• **Problem requirements**
The entries below should be transcribed in their entirety, exactly as written.

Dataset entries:
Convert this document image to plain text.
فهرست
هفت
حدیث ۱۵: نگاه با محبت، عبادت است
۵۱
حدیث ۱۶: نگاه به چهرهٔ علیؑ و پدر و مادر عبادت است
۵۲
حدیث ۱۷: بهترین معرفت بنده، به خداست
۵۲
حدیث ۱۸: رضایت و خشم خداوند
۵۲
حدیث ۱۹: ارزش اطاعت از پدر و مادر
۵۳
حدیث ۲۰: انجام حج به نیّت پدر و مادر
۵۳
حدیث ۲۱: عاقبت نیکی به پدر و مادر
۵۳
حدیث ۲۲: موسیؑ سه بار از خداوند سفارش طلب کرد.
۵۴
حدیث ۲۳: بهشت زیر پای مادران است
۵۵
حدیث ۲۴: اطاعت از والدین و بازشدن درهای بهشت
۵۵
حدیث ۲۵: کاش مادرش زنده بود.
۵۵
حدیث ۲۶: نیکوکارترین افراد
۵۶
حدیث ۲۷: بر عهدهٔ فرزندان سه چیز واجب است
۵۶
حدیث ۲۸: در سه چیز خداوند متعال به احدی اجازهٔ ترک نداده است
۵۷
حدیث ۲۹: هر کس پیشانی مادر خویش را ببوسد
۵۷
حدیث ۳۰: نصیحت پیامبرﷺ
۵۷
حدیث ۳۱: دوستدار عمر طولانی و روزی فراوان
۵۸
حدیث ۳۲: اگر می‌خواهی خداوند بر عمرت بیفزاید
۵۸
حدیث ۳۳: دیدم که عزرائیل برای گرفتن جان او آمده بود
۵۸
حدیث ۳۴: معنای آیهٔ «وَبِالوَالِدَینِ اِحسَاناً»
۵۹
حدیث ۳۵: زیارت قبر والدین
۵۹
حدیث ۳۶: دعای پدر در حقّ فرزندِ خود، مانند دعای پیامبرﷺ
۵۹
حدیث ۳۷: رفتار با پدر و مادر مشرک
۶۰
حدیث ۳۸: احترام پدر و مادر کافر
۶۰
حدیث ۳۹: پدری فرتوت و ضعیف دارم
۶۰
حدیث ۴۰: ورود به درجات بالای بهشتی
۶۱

• **Finished task**
Convert this document image to plain text.
فهرست
هفت
حدیث ۱۵: نگاه با محبت، عبادت است
۵۱
حدیث ۱۶: نگاه به چهرهٔ علیؑ و پدر و مادر عبادت است
۵۲
حدیث ۱۷: بهترین معرفت بنده، به خداست
۵۲
حدیث ۱۸: رضایت و خشم خداوند
۵۲
حدیث ۱۹: ارزش اطاعت از پدر و مادر
۵۳
حدیث ۲۰: انجام حج به نیّت پدر و مادر
۵۳
حدیث ۲۱: عاقبت نیکی به پدر و مادر
۵۳
حدیث ۲۲: موسیؑ سه بار از خداوند سفارش طلب کرد.
۵۴
حدیث ۲۳: بهشت زیر پای مادران است
۵۵
حدیث ۲۴: اطاعت از والدین و بازشدن درهای بهشت
۵۵
حدیث ۲۵: کاش مادرش زنده بود.
۵۵
حدیث ۲۶: نیکوکارترین افراد
۵۶
حدیث ۲۷: بر عهدهٔ فرزندان سه چیز واجب است
۵۶
حدیث ۲۸: در سه چیز خداوند متعال به احدی اجازهٔ ترک نداده است
۵۷
حدیث ۲۹: هر کس پیشانی مادر خویش را ببوسد
۵۷
حدیث ۳۰: نصیحت پیامبرﷺ
۵۷
حدیث ۳۱: دوستدار عمر طولانی و روزی فراوان
۵۸
حدیث ۳۲: اگر می‌خواهی خداوند بر عمرت بیفزاید
۵۸
حدیث ۳۳: دیدم که عزرائیل برای گرفتن جان او آمده بود
۵۸
حدیث ۳۴: معنای آیهٔ «وَبِالوَالِدَینِ اِحسَاناً»
۵۹
حدیث ۳۵: زیارت قبر والدین
۵۹
حدیث ۳۶: دعای پدر در حقّ فرزندِ خود، مانند دعای پیامبرﷺ
۵۹
حدیث ۳۷: رفتار با پدر و مادر مشرک
۶۰
حدیث ۳۸: احترام پدر و مادر کافر
۶۰
حدیث ۳۹: پدری فرتوت و ضعیف دارم
۶۰
حدیث ۴۰: ورود به درجات بالای بهشتی
۶۱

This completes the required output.